Short exercise
Write out the listing below in full and exactly, leaving out every picture.

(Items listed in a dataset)

· · · · · · ·

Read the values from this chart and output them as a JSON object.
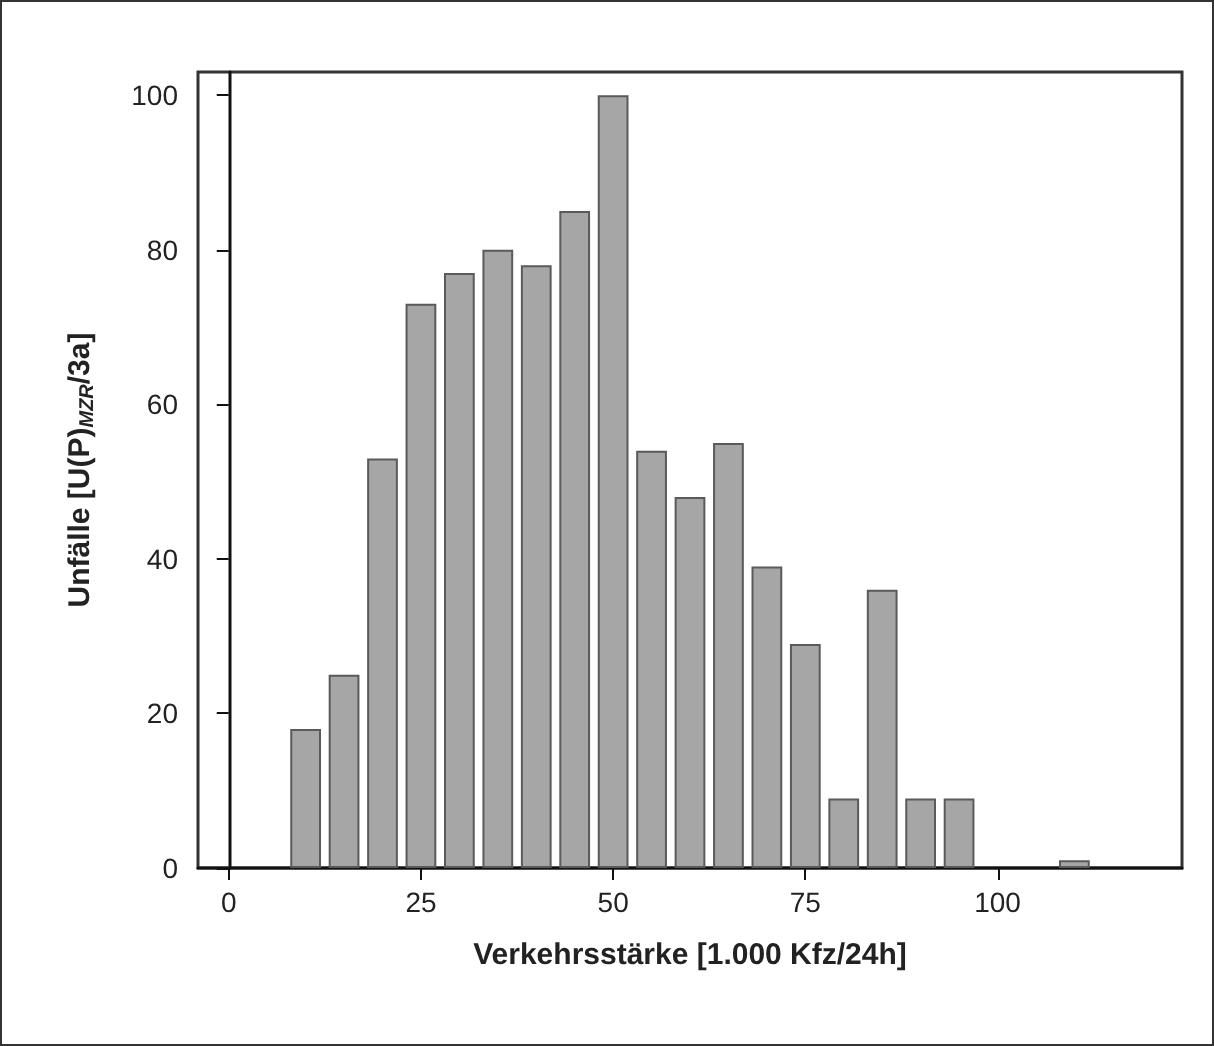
{
  "chart_data": {
    "type": "bar",
    "xlabel": "Verkehrsstärke [1.000 Kfz/24h]",
    "ylabel": "Unfälle [U(P)$_{MZR}$/3a]",
    "x": [
      10,
      15,
      20,
      25,
      30,
      35,
      40,
      45,
      50,
      55,
      60,
      65,
      70,
      75,
      80,
      85,
      90,
      95,
      110
    ],
    "values": [
      18,
      25,
      53,
      73,
      77,
      80,
      78,
      85,
      100,
      54,
      48,
      55,
      39,
      29,
      9,
      36,
      9,
      9,
      1
    ],
    "color": "#a6a6a6",
    "xlim": [
      -4,
      124
    ],
    "xticks": [
      0,
      25,
      50,
      75,
      100
    ],
    "ylim": [
      0,
      103
    ],
    "yticks": [
      0,
      20,
      40,
      60,
      80,
      100
    ]
  }
}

· · · · · · ·

Expected answer
Read the values from this chart and output them as a JSON object.
{
  "chart_data": {
    "type": "bar",
    "xlabel": "Verkehrsstärke [1.000 Kfz/24h]",
    "ylabel": "Unfälle [U(P)$_{MZR}$/3a]",
    "x": [
      10,
      15,
      20,
      25,
      30,
      35,
      40,
      45,
      50,
      55,
      60,
      65,
      70,
      75,
      80,
      85,
      90,
      95,
      110
    ],
    "values": [
      18,
      25,
      53,
      73,
      77,
      80,
      78,
      85,
      100,
      54,
      48,
      55,
      39,
      29,
      9,
      36,
      9,
      9,
      1
    ],
    "color": "#a6a6a6",
    "xlim": [
      -4,
      124
    ],
    "xticks": [
      0,
      25,
      50,
      75,
      100
    ],
    "ylim": [
      0,
      103
    ],
    "yticks": [
      0,
      20,
      40,
      60,
      80,
      100
    ]
  }
}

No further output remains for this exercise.